TO BE DONE
Using the listing below, copy every line that mentions "image".

────────────────────

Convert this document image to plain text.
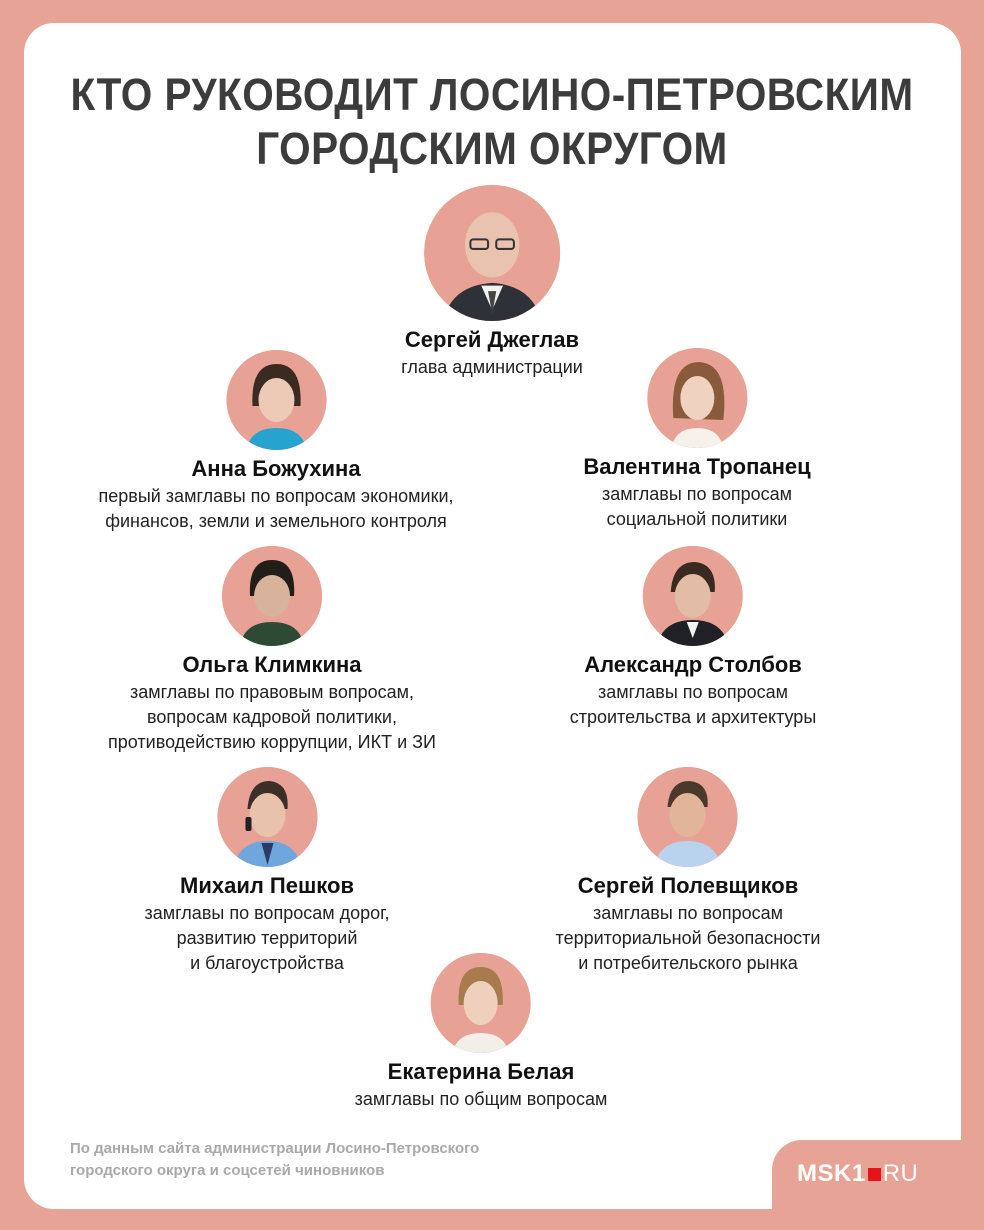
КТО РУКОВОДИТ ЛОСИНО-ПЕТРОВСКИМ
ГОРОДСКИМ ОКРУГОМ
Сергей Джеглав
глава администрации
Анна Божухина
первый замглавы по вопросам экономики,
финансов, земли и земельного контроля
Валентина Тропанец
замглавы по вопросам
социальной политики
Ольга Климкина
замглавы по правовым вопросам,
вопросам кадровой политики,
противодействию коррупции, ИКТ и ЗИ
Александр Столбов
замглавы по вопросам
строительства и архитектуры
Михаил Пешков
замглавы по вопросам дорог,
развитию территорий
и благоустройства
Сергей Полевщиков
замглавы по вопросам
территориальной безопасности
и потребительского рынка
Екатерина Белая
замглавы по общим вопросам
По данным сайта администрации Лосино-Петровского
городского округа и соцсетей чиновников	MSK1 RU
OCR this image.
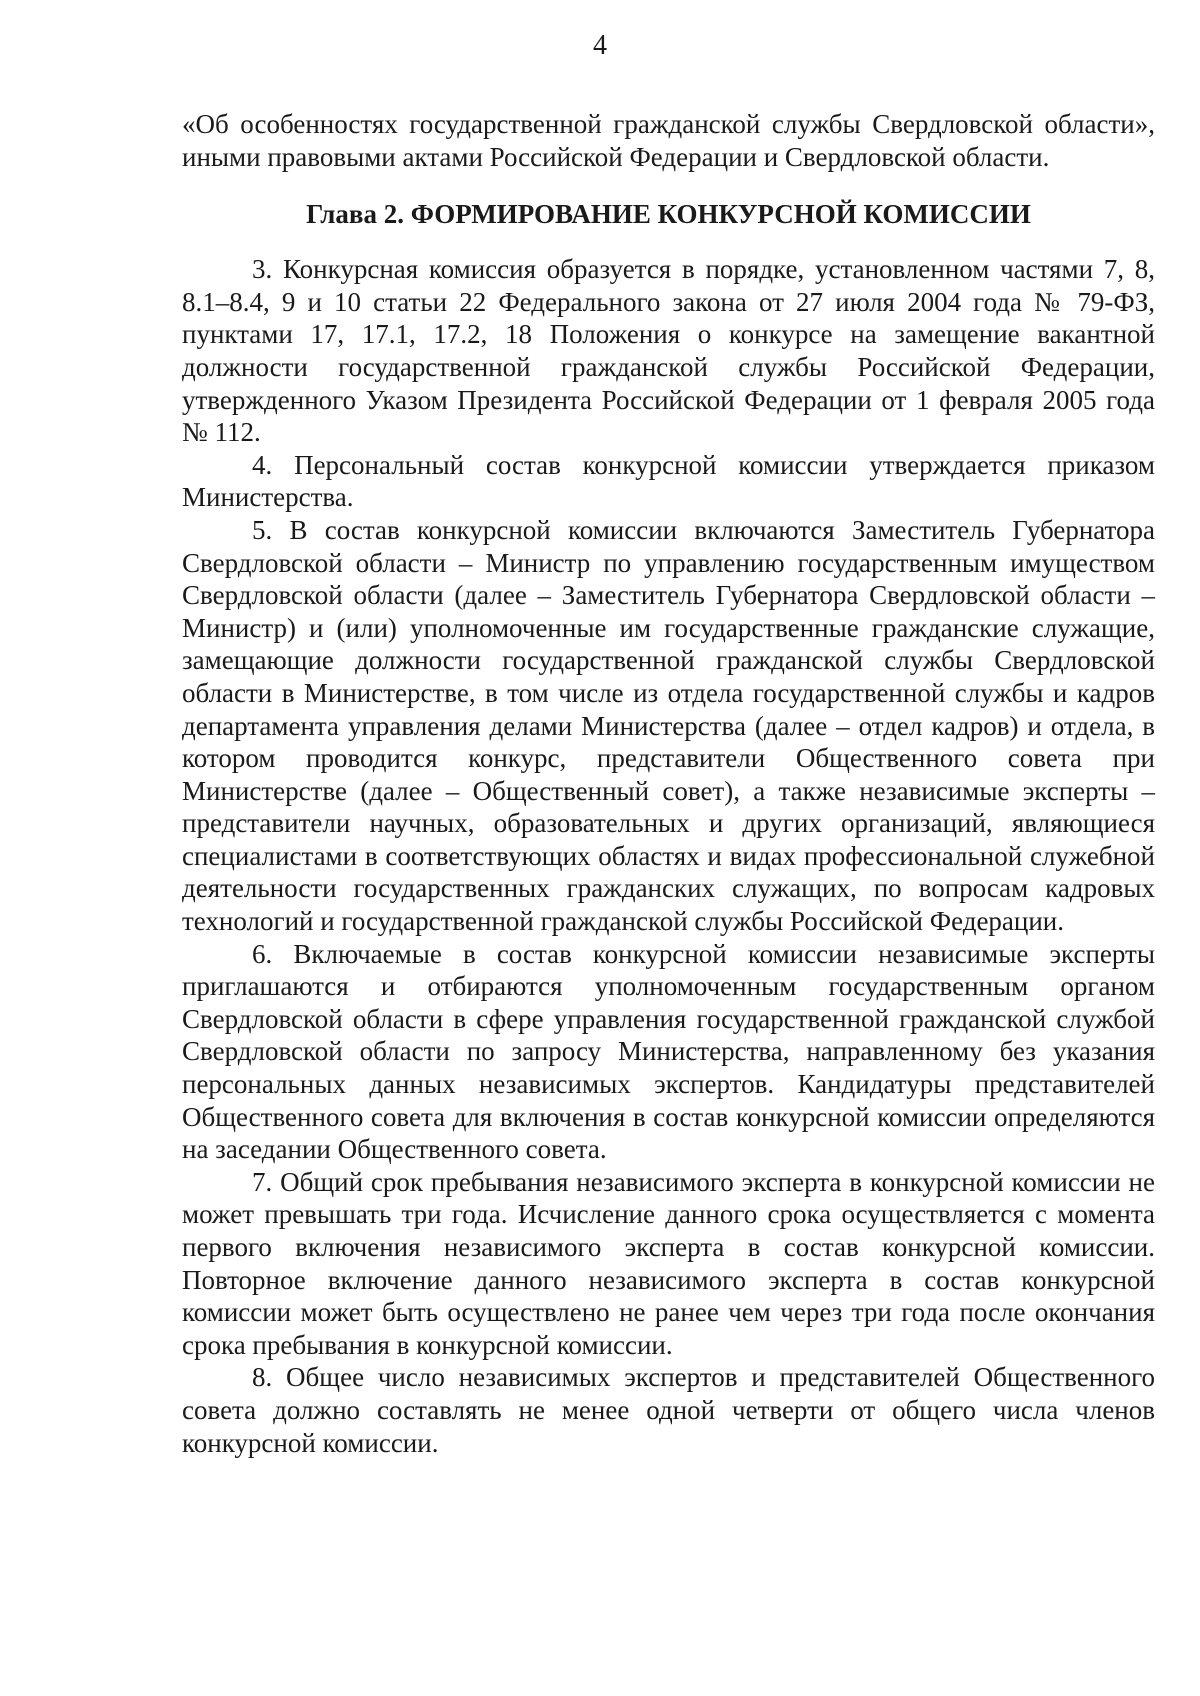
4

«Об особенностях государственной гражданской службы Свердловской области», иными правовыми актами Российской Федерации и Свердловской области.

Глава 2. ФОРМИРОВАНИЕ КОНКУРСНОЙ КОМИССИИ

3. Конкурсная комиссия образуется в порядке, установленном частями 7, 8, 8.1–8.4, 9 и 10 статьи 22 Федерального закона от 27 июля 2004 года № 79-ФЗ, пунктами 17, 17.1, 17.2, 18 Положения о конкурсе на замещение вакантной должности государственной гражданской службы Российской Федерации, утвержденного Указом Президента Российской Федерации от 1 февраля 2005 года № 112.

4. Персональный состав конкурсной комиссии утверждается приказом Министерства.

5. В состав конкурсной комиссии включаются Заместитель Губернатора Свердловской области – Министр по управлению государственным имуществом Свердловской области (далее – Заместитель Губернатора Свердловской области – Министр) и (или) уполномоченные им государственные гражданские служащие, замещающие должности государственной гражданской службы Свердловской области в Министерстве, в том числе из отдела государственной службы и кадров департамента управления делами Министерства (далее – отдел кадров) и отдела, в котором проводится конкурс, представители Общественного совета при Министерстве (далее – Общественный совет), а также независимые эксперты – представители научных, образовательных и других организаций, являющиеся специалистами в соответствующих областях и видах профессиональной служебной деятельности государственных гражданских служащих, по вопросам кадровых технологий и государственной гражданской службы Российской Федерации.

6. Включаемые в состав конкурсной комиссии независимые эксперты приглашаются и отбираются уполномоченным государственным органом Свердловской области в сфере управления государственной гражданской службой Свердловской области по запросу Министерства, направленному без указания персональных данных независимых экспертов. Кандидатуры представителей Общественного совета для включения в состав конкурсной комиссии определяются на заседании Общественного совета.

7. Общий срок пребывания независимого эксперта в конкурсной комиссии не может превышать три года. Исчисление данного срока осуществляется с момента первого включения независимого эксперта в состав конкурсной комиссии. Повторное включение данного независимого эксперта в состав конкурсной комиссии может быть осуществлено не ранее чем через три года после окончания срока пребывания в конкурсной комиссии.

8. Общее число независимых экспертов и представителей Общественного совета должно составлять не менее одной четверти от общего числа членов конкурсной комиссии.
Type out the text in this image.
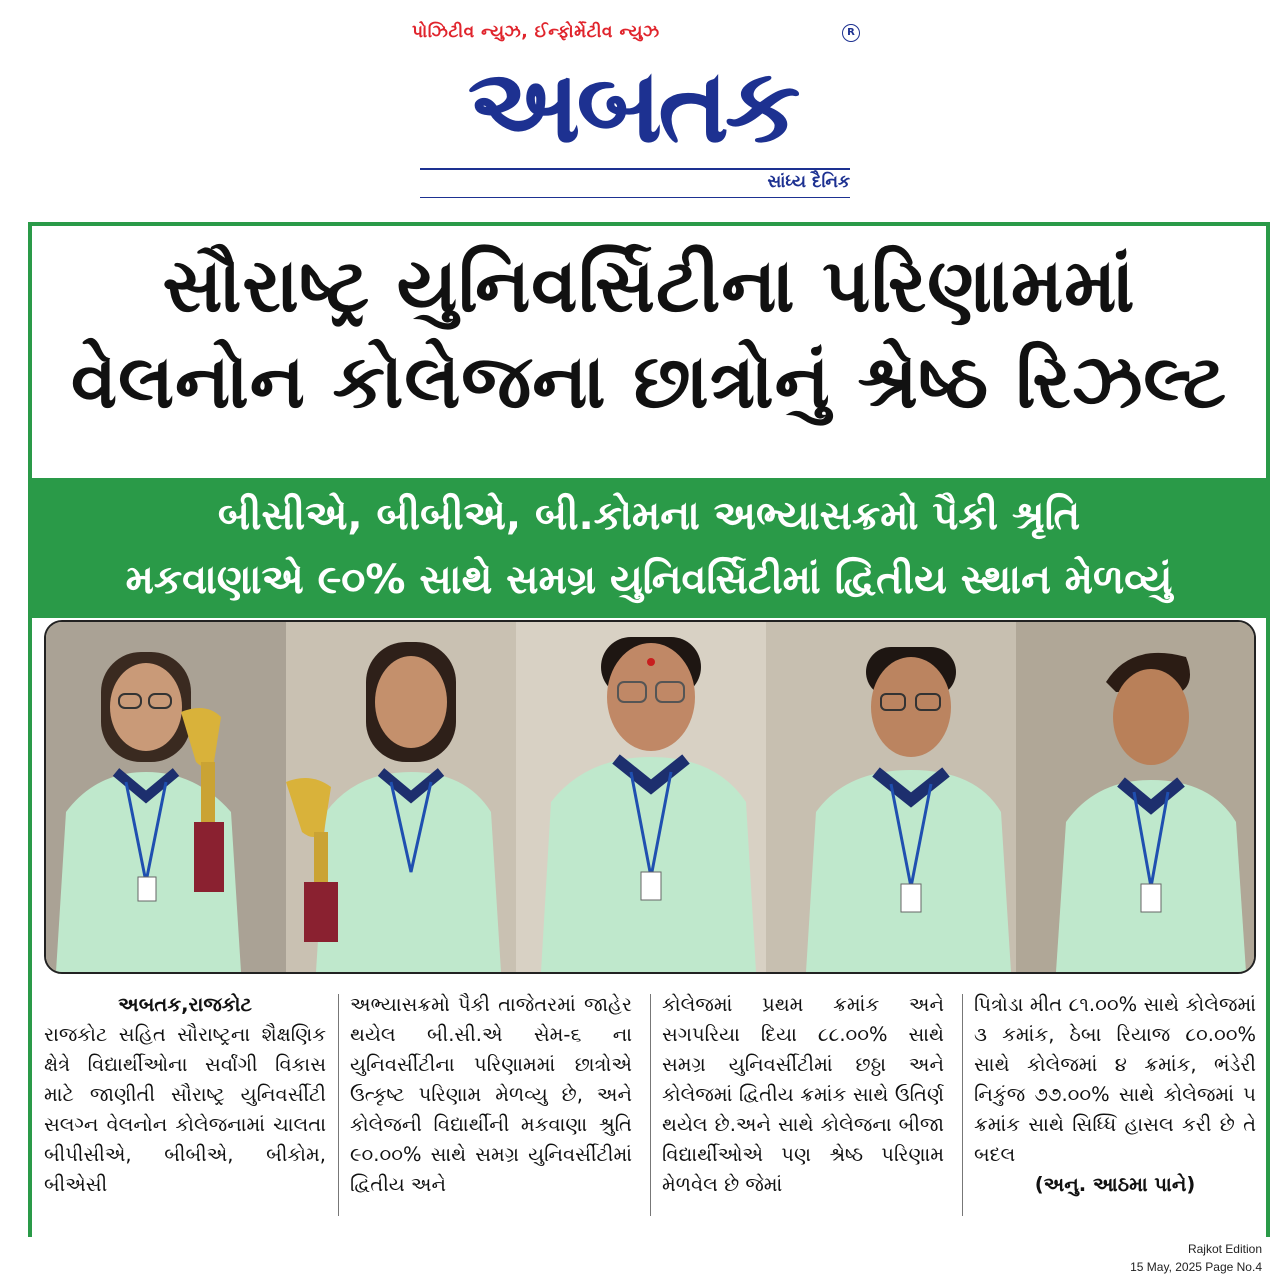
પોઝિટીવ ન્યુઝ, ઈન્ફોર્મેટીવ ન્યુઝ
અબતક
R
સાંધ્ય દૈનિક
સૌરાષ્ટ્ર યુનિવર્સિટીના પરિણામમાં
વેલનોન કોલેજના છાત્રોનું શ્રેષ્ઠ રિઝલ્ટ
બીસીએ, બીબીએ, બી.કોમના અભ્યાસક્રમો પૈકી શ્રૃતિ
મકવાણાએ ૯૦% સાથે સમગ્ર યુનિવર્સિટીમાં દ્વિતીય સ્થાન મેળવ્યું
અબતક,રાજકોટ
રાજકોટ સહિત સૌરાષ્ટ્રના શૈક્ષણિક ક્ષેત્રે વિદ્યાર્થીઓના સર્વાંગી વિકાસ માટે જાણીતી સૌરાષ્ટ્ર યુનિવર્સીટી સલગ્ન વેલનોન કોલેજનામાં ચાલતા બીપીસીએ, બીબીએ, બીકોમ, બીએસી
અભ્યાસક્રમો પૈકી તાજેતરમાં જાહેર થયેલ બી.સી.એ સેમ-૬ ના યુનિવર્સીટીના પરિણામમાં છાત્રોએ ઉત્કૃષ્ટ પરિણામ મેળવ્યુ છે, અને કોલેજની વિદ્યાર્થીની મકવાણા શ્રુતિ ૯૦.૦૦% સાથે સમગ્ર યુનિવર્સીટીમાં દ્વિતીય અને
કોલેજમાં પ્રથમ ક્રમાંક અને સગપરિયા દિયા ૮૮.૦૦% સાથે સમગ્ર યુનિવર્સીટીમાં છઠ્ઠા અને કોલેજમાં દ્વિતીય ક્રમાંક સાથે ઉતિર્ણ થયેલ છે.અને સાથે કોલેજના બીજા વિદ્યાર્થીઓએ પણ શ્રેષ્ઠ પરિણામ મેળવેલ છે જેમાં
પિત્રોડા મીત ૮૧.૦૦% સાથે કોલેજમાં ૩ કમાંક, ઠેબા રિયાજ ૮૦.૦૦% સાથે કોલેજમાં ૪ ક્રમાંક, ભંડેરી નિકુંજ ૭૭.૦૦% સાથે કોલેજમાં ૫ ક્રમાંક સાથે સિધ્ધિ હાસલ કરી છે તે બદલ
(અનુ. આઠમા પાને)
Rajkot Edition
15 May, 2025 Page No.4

────────────────────

TASK RESPONSE
Convert this document image to plain text.
OCR this image.
Type out the text in this image.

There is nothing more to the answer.